Sayısal Fotoğrafa Giriş Dersi 3. Ünite Özet
Sayısal Fotoğraf Makineleri
- Özet
- Sorularla Öğrenelim
Sayısal Fotoğraf Makinelerinin Çalışma Prensipleri
Fotoğraf makinesinin 100 yıllık geçmişi yanında sayısal fotoğraf makinesinin geçmişi çok yenidir. İlk başlarda sadece sayısal algılayıcılar üretip onları mevcut modellerine uyarlayarak sayısal fotoğraf makineleri haline getiren üreticiler daha sonra gelişen teknoloji ve düşen maliyetler ile birlikte baştan aşağı sayısal fotoğrafçılık için üretilmiş makinelere geçmişlerdir.
Film kullanan makineler ile karşılaştırıldıklarında çok benzer formlara sahip olanları mevcuttur. Fakat film kullanan makineler kıyasla çok daha küçük boyutlarda olanları da vardır. Sonuçta öyle ya da böyle dış görünüşler açısında farklılık ya da benzerlik gösterseler de göstermeseler de çalışma sistemleri, makineyi oluşturan temel bileşenleri, açısında birbirlerine çok benzerdir.
Aralarındaki en önemli fark geleneksel makinelerin filmli olan kısımlarının yerinde, sayısal fotoğraf makinelerinde algılayıcıların olmasıdır. Bu bağlamda film kimyasal bir süreç gözetirken algılayıcı üzerine düşen ışığı elektrik sinyallerine dönüştürür, bu şekilde görüntüyü işler ve kayıt eder. Bu süreç aynı zamanda çekilen fotoğrafın bazı makinelerin arkasında bulunan ekranlar yardımı ile anında görüntülenmesine de olanak sağlar.

■ ■ ■ ■ ■

**Çözülecek Problemler:**
a. Aşağıdaki listenin başından "x-tick-label: 14 [224,446,242,459]" ifadesini içeren satıra kadar (o satır dahil) uzanan satırları, her satıra bir dize düşecek biçimde bir JSON dizisi olarak veriniz; boş satırları almayınız.
b. Sayısal fotoğraf makinelerinin çalışma prensiplerini anlatan yukarıdaki metni kaldığı yerden sürdürünüz.

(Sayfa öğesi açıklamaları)
■ ■ ■ ■ ■

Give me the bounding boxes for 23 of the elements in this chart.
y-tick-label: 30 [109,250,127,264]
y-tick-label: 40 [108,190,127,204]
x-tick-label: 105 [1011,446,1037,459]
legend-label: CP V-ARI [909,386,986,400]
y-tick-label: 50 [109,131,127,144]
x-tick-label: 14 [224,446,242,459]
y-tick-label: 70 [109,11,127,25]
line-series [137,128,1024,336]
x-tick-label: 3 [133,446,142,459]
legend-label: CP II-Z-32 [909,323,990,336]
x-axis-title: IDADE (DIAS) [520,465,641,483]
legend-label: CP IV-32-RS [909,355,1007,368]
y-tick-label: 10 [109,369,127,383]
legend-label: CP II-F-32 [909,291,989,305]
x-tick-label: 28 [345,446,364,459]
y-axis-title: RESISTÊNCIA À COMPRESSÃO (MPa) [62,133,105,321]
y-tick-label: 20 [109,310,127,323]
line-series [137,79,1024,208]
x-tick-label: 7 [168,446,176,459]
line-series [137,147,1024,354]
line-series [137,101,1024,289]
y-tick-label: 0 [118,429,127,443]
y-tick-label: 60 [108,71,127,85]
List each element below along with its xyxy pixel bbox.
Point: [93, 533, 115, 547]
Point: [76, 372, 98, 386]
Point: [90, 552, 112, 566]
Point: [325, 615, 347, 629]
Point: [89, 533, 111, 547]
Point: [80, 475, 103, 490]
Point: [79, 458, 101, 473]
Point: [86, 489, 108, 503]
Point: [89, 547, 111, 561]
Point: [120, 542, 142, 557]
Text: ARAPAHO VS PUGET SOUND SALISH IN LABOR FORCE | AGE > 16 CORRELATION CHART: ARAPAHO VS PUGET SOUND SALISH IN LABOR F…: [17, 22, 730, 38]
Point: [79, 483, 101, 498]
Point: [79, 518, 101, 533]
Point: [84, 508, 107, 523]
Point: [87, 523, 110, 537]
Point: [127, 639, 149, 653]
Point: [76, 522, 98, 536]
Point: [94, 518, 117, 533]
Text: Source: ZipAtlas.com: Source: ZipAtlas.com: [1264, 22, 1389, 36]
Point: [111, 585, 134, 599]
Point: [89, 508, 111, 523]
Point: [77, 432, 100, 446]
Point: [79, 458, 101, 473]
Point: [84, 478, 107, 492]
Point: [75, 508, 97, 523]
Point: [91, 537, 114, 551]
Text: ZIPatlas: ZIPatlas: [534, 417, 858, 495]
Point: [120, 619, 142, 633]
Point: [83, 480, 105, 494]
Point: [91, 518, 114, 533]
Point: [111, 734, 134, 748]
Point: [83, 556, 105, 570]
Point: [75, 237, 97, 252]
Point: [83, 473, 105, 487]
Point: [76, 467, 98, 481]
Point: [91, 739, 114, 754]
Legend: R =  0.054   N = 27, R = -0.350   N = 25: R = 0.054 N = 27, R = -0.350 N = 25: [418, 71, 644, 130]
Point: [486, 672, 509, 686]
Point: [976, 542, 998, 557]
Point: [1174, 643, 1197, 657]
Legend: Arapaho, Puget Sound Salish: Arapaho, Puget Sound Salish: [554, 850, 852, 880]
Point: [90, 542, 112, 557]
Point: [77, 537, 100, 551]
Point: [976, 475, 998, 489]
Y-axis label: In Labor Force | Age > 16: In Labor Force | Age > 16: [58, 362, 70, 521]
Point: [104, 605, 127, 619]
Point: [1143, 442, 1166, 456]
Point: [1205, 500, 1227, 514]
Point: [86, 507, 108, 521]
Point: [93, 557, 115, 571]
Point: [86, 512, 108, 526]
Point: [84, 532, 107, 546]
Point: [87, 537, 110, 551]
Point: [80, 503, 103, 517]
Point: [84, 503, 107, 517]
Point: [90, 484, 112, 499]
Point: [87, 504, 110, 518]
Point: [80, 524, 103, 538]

■ ■ ■ ■ ■

**Sıralı Çıktılar:**
a.
[
  "Give me the bounding boxes for 23 of the elements in this chart.",
  "y-tick-label: 30 [109,250,127,264]",
  "y-tick-label: 40 [108,190,127,204]",
  "x-tick-label: 105 [1011,446,1037,459]",
  "legend-label: CP V-ARI [909,386,986,400]",
  "y-tick-label: 50 [109,131,127,144]",
  "x-tick-label: 14 [224,446,242,459]"
]

b.
Sayısal fotoğraf makineleri ile bir fotoğrafın çekilmesini bir süreç olarak ele alacak olursak, ilk aşama çekim düğmesine basılmasıdır. Bu düğmeye basıldıktan sonra ise objektiften geçen ışığın, algılayıcı üzerine düşmesi ve bu düşen ışığın elektrik sinyalleri aracılığı ile görüntüye dönüştürülmesi süreçleri gelir. Oluşturulan bu görüntü sayısal veriler halinde elektronik bellek kartlarında saklanır. Bu aşamalarda ön plana çıkan bazı fotoğraf makinesi bileşenleri incelemek gerekir.
Objektif, görüntüyü algılayıcı üzerine odaklayan, fotoğraf makinesi gövdesinde sabit ya da çıkarılıp takılabilir şekilde bulunan, bir ya da daha fazla mercekten oluşan optik düzenektir. Objektif, geleneksel ve sayısal fotoğraf makinelerinde aynı şekilde işlese de sonuçları açısından farklılık taşımaktadır. Bu farklılık tam çerçeve algılayıcıların haricindeki algılayıcıların boyutlarının 35 mm filme göre küçük olması sebebiyle ortaya çıkar. Üreticilerin bazıları hem geleneksel hem de sayısal fotoğraf makineleri üzerinde kullanılabilecek tek tip objektif ürettikleri gibi her iki tür için ayrı objektifler de üreten üreticiler de mevcuttur.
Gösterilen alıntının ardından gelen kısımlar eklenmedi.